▶ [Exercise description]
Every line holding the word "this" counts once. Give the total, nothing more.

(Stored data)
----

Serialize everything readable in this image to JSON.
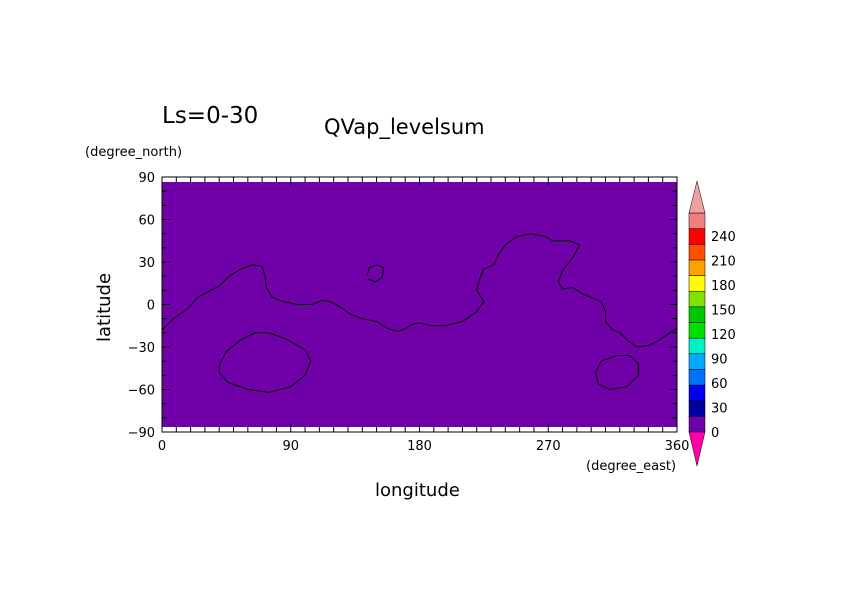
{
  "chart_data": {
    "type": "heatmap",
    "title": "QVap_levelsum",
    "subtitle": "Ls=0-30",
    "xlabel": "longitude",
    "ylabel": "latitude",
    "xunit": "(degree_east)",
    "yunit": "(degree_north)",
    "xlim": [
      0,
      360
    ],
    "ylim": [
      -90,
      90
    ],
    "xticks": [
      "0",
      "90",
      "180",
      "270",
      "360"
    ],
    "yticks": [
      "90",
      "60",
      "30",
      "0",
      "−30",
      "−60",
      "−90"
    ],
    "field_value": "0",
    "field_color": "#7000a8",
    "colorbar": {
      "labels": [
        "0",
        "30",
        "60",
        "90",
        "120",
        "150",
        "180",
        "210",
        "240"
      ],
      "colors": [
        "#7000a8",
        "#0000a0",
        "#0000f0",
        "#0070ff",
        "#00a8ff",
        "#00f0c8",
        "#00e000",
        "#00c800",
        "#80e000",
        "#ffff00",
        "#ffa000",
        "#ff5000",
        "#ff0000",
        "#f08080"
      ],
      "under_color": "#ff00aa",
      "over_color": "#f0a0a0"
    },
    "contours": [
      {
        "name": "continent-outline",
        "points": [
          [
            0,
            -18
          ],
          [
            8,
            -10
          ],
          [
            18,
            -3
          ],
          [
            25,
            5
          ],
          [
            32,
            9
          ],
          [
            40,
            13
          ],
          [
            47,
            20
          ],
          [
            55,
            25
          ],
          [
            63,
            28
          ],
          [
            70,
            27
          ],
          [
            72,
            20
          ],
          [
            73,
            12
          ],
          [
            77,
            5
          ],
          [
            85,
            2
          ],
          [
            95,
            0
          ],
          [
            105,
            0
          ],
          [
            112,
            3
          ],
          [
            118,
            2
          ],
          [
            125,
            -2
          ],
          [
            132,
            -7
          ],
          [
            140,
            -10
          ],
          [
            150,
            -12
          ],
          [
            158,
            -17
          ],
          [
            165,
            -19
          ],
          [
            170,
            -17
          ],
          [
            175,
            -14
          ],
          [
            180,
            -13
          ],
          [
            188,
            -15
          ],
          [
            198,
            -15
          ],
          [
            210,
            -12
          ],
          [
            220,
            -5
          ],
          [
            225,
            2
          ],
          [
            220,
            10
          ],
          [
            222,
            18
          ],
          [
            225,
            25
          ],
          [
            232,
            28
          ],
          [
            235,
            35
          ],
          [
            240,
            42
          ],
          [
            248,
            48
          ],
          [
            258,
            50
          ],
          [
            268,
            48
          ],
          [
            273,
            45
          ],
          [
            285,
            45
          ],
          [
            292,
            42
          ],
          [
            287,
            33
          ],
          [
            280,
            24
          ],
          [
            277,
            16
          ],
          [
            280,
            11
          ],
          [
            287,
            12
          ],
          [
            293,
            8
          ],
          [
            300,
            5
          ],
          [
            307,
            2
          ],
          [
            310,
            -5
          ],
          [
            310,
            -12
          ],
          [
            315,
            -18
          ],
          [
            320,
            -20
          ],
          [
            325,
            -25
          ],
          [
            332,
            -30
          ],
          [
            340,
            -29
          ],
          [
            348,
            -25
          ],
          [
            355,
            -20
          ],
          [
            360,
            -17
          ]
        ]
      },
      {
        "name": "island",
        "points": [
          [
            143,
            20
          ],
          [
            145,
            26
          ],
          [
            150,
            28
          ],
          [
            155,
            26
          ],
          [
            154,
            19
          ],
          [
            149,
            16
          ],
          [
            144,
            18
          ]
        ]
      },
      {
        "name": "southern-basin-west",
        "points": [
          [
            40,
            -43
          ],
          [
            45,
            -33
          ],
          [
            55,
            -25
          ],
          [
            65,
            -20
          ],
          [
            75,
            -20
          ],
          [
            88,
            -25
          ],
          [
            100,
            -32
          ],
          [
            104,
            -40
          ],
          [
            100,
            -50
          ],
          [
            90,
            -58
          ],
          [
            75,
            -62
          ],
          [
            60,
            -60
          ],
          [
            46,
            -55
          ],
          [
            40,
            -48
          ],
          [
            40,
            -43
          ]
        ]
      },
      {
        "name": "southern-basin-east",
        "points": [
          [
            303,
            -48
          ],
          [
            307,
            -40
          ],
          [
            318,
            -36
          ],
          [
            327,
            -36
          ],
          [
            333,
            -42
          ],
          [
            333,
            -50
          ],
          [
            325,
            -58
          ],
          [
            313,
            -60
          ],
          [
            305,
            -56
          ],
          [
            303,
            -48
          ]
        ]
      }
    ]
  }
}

----

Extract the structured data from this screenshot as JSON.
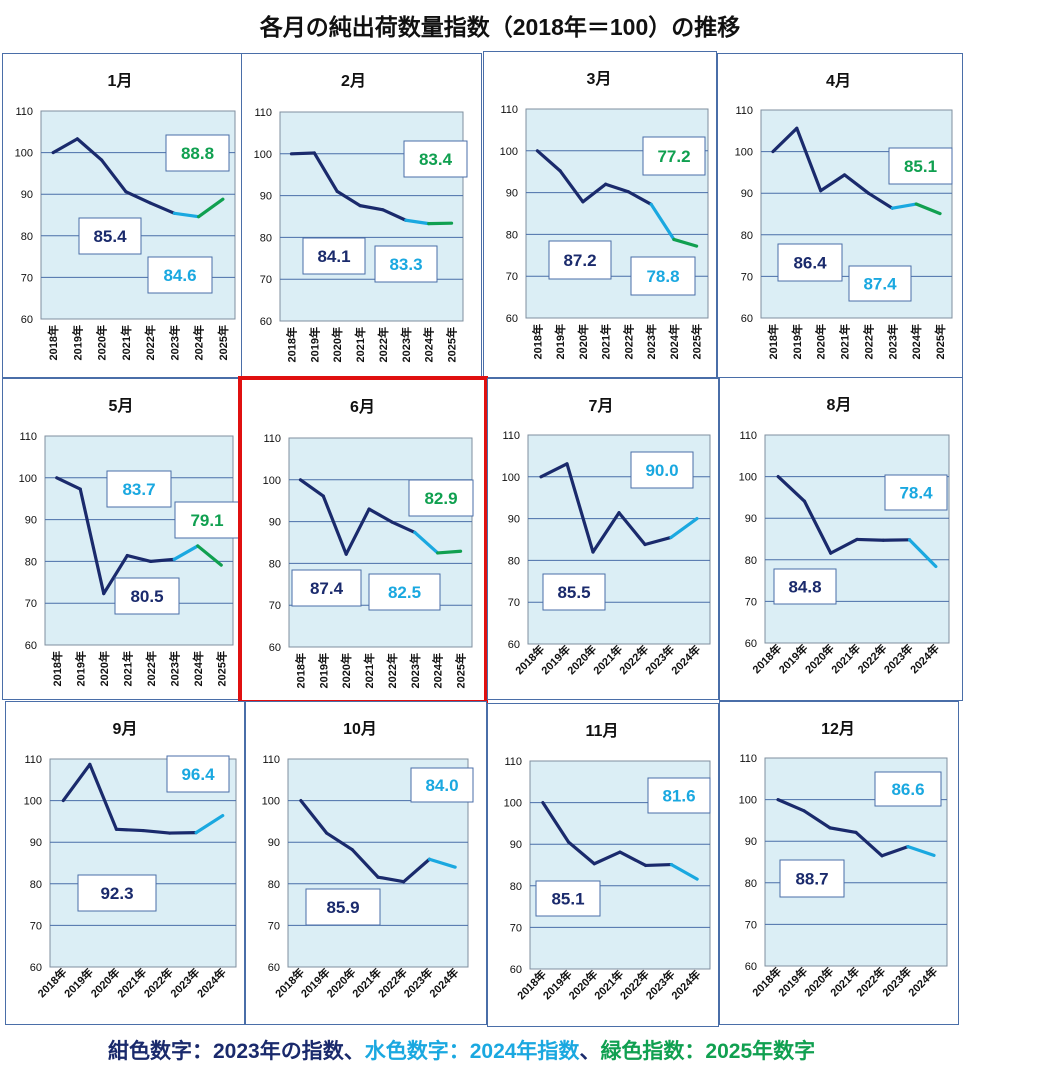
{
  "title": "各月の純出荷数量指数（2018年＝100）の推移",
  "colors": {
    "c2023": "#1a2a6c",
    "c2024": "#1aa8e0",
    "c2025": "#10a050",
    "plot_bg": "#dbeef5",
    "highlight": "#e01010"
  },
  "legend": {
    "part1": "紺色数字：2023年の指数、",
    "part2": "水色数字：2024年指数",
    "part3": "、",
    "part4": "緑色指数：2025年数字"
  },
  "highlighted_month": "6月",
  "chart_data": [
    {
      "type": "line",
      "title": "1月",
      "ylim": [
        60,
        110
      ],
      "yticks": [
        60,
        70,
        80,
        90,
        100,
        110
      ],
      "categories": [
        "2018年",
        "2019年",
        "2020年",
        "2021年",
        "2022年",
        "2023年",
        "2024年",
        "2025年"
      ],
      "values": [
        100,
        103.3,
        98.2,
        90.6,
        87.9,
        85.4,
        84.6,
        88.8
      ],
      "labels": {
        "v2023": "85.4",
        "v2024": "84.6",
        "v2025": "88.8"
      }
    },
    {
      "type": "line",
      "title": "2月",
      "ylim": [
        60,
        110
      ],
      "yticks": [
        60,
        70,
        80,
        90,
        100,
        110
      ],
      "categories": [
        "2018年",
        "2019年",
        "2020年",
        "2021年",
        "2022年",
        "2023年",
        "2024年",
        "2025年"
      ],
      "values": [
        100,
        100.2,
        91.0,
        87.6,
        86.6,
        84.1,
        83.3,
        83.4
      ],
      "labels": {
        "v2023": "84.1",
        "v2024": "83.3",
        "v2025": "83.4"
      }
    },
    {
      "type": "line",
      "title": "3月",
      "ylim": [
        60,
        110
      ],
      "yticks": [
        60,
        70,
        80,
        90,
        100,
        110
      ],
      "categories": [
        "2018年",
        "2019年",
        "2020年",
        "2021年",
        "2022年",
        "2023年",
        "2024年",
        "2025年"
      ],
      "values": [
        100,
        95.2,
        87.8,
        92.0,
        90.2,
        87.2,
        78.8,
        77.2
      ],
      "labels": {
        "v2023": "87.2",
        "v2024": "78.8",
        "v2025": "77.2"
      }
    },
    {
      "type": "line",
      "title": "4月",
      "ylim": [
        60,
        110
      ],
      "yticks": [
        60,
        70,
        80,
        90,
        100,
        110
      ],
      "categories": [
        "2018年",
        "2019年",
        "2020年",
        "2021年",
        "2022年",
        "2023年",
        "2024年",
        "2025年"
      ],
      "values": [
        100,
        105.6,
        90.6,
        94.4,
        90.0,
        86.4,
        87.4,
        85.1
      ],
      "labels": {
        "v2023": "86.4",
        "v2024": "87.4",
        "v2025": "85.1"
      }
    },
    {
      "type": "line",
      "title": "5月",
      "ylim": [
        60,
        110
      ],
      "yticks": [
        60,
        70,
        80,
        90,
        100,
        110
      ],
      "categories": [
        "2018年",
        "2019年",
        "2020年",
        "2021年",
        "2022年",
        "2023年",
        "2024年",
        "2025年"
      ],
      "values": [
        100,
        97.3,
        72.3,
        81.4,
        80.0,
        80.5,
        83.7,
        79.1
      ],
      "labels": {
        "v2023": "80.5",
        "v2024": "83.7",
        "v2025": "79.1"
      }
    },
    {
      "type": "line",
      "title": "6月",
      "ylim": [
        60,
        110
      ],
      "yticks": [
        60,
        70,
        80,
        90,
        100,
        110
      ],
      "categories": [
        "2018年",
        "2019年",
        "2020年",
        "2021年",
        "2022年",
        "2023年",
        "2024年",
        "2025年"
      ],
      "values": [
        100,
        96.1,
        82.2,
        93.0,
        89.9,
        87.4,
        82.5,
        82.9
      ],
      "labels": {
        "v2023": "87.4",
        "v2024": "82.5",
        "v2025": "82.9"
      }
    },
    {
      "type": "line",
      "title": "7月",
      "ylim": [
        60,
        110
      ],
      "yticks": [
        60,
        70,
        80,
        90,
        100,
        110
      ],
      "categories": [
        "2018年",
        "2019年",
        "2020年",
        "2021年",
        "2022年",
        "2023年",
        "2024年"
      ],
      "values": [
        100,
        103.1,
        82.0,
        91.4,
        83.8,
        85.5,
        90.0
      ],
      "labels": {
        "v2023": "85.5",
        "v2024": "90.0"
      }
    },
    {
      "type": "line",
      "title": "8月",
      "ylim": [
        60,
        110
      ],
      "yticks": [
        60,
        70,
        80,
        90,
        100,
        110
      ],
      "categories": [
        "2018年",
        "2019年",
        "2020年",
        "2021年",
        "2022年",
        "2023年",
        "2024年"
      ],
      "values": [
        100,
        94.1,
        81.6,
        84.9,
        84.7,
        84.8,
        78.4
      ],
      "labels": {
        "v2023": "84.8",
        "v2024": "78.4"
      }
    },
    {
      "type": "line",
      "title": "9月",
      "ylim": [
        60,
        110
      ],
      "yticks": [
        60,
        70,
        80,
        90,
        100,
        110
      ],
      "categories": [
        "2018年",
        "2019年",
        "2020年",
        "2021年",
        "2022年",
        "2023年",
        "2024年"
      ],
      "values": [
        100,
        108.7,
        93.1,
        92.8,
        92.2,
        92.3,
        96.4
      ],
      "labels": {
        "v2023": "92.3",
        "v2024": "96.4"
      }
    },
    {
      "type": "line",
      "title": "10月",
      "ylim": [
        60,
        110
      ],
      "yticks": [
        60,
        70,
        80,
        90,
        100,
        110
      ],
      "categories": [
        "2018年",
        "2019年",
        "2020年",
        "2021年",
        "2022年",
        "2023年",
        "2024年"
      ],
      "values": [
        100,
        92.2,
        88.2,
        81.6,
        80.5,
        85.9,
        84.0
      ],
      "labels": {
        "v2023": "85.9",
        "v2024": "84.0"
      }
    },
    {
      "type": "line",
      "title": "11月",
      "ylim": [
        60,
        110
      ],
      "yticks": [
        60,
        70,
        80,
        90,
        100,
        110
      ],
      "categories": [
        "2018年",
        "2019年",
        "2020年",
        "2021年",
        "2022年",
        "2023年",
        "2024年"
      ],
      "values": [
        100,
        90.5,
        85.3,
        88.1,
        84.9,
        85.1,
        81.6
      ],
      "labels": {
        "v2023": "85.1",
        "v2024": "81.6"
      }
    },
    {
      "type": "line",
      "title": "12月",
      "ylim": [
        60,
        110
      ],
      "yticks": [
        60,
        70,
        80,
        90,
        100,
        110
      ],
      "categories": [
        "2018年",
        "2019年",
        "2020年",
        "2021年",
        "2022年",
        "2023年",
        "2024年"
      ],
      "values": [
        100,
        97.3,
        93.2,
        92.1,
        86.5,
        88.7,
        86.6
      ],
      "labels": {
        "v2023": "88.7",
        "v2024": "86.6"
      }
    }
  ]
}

----

▶ [Worked answer]
2